Challenge> Every entry must be copied word for word.
[BEGIN]
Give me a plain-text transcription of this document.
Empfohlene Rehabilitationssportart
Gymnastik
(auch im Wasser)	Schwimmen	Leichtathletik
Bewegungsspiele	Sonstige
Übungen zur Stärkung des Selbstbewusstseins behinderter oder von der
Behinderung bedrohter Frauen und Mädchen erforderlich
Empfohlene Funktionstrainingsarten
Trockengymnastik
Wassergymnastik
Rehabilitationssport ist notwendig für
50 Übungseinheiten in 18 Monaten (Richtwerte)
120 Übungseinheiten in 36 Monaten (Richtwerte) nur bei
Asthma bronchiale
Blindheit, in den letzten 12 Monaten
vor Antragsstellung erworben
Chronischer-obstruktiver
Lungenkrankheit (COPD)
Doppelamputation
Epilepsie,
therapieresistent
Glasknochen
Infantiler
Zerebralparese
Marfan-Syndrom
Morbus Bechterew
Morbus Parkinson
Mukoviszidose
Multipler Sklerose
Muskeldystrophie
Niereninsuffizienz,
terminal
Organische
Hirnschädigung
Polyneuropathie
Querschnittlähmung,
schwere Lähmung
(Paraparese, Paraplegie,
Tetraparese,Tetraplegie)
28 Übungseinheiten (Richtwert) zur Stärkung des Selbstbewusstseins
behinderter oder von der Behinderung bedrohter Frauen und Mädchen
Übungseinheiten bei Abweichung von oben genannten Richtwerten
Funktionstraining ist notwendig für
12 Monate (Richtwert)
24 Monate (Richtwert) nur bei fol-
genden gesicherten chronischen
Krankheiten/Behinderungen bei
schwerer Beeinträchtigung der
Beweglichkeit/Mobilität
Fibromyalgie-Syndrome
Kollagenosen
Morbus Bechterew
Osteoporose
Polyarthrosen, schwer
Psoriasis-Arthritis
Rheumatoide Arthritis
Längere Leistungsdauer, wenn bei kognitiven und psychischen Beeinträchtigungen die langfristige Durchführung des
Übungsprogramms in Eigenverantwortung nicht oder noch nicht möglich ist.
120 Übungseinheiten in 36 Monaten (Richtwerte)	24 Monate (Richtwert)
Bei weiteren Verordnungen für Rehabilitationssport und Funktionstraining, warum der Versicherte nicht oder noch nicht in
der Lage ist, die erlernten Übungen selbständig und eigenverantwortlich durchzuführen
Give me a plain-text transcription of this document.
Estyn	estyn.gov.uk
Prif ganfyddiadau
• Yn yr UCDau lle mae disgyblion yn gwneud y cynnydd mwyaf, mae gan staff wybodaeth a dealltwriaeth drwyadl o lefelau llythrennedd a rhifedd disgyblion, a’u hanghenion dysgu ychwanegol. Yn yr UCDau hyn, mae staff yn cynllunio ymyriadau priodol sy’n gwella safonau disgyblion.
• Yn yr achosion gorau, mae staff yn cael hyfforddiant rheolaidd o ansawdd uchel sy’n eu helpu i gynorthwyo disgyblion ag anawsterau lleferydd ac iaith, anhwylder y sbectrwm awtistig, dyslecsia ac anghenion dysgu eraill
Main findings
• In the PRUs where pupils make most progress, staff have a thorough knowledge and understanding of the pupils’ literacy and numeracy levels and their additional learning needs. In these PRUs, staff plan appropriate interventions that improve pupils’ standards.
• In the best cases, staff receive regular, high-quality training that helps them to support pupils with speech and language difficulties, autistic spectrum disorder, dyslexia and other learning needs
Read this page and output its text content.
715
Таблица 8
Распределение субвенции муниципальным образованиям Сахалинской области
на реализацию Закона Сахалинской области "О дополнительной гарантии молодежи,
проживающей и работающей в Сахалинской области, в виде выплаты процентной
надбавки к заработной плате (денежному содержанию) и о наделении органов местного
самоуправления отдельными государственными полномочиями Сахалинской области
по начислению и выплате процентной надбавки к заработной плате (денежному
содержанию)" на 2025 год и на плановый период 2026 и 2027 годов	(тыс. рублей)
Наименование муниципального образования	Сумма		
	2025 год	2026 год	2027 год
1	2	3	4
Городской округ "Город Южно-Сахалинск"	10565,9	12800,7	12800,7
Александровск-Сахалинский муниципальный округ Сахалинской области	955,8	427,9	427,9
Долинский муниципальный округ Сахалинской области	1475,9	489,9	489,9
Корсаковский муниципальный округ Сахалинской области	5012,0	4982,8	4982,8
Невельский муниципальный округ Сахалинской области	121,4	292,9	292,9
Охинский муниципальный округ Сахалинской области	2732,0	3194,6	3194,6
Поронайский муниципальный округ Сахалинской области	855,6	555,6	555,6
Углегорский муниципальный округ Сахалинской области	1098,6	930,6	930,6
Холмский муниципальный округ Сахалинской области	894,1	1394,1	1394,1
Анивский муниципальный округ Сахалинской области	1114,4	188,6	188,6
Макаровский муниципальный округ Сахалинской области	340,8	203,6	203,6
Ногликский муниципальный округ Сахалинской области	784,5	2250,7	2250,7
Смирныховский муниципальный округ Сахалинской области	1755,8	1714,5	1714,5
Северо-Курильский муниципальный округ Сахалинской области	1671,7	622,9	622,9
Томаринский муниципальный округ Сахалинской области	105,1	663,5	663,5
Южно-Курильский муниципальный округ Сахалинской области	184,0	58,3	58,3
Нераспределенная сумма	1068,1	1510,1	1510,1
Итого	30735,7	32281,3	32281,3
[END]
Response below>
Give me a plain-text transcription of this document.
Empfohlene Rehabilitationssportart
Gymnastik
(auch im Wasser)	Schwimmen	Leichtathletik
Bewegungsspiele	Sonstige
Übungen zur Stärkung des Selbstbewusstseins behinderter oder von der
Behinderung bedrohter Frauen und Mädchen erforderlich
Empfohlene Funktionstrainingsarten
Trockengymnastik
Wassergymnastik
Rehabilitationssport ist notwendig für
50 Übungseinheiten in 18 Monaten (Richtwerte)
120 Übungseinheiten in 36 Monaten (Richtwerte) nur bei
Asthma bronchiale
Blindheit, in den letzten 12 Monaten
vor Antragsstellung erworben
Chronischer-obstruktiver
Lungenkrankheit (COPD)
Doppelamputation
Epilepsie,
therapieresistent
Glasknochen
Infantiler
Zerebralparese
Marfan-Syndrom
Morbus Bechterew
Morbus Parkinson
Mukoviszidose
Multipler Sklerose
Muskeldystrophie
Niereninsuffizienz,
terminal
Organische
Hirnschädigung
Polyneuropathie
Querschnittlähmung,
schwere Lähmung
(Paraparese, Paraplegie,
Tetraparese,Tetraplegie)
28 Übungseinheiten (Richtwert) zur Stärkung des Selbstbewusstseins
behinderter oder von der Behinderung bedrohter Frauen und Mädchen
Übungseinheiten bei Abweichung von oben genannten Richtwerten
Funktionstraining ist notwendig für
12 Monate (Richtwert)
24 Monate (Richtwert) nur bei fol-
genden gesicherten chronischen
Krankheiten/Behinderungen bei
schwerer Beeinträchtigung der
Beweglichkeit/Mobilität
Fibromyalgie-Syndrome
Kollagenosen
Morbus Bechterew
Osteoporose
Polyarthrosen, schwer
Psoriasis-Arthritis
Rheumatoide Arthritis
Längere Leistungsdauer, wenn bei kognitiven und psychischen Beeinträchtigungen die langfristige Durchführung des
Übungsprogramms in Eigenverantwortung nicht oder noch nicht möglich ist.
120 Übungseinheiten in 36 Monaten (Richtwerte)	24 Monate (Richtwert)
Bei weiteren Verordnungen für Rehabilitationssport und Funktionstraining, warum der Versicherte nicht oder noch nicht in
der Lage ist, die erlernten Übungen selbständig und eigenverantwortlich durchzuführen
Give me a plain-text transcription of this document.
Estyn	estyn.gov.uk
Prif ganfyddiadau
• Yn yr UCDau lle mae disgyblion yn gwneud y cynnydd mwyaf, mae gan staff wybodaeth a dealltwriaeth drwyadl o lefelau llythrennedd a rhifedd disgyblion, a’u hanghenion dysgu ychwanegol. Yn yr UCDau hyn, mae staff yn cynllunio ymyriadau priodol sy’n gwella safonau disgyblion.
• Yn yr achosion gorau, mae staff yn cael hyfforddiant rheolaidd o ansawdd uchel sy’n eu helpu i gynorthwyo disgyblion ag anawsterau lleferydd ac iaith, anhwylder y sbectrwm awtistig, dyslecsia ac anghenion dysgu eraill
Main findings
• In the PRUs where pupils make most progress, staff have a thorough knowledge and understanding of the pupils’ literacy and numeracy levels and their additional learning needs. In these PRUs, staff plan appropriate interventions that improve pupils’ standards.
• In the best cases, staff receive regular, high-quality training that helps them to support pupils with speech and language difficulties, autistic spectrum disorder, dyslexia and other learning needs
Read this page and output its text content.
715
Таблица 8
Распределение субвенции муниципальным образованиям Сахалинской области
на реализацию Закона Сахалинской области "О дополнительной гарантии молодежи,
проживающей и работающей в Сахалинской области, в виде выплаты процентной
надбавки к заработной плате (денежному содержанию) и о наделении органов местного
самоуправления отдельными государственными полномочиями Сахалинской области
по начислению и выплате процентной надбавки к заработной плате (денежному
содержанию)" на 2025 год и на плановый период 2026 и 2027 годов	(тыс. рублей)
Наименование муниципального образования	Сумма		
	2025 год	2026 год	2027 год
1	2	3	4
Городской округ "Город Южно-Сахалинск"	10565,9	12800,7	12800,7
Александровск-Сахалинский муниципальный округ Сахалинской области	955,8	427,9	427,9
Долинский муниципальный округ Сахалинской области	1475,9	489,9	489,9
Корсаковский муниципальный округ Сахалинской области	5012,0	4982,8	4982,8
Невельский муниципальный округ Сахалинской области	121,4	292,9	292,9
Охинский муниципальный округ Сахалинской области	2732,0	3194,6	3194,6
Поронайский муниципальный округ Сахалинской области	855,6	555,6	555,6
Углегорский муниципальный округ Сахалинской области	1098,6	930,6	930,6
Холмский муниципальный округ Сахалинской области	894,1	1394,1	1394,1
Анивский муниципальный округ Сахалинской области	1114,4	188,6	188,6
Макаровский муниципальный округ Сахалинской области	340,8	203,6	203,6
Ногликский муниципальный округ Сахалинской области	784,5	2250,7	2250,7
Смирныховский муниципальный округ Сахалинской области	1755,8	1714,5	1714,5
Северо-Курильский муниципальный округ Сахалинской области	1671,7	622,9	622,9
Томаринский муниципальный округ Сахалинской области	105,1	663,5	663,5
Южно-Курильский муниципальный округ Сахалинской области	184,0	58,3	58,3
Нераспределенная сумма	1068,1	1510,1	1510,1
Итого	30735,7	32281,3	32281,3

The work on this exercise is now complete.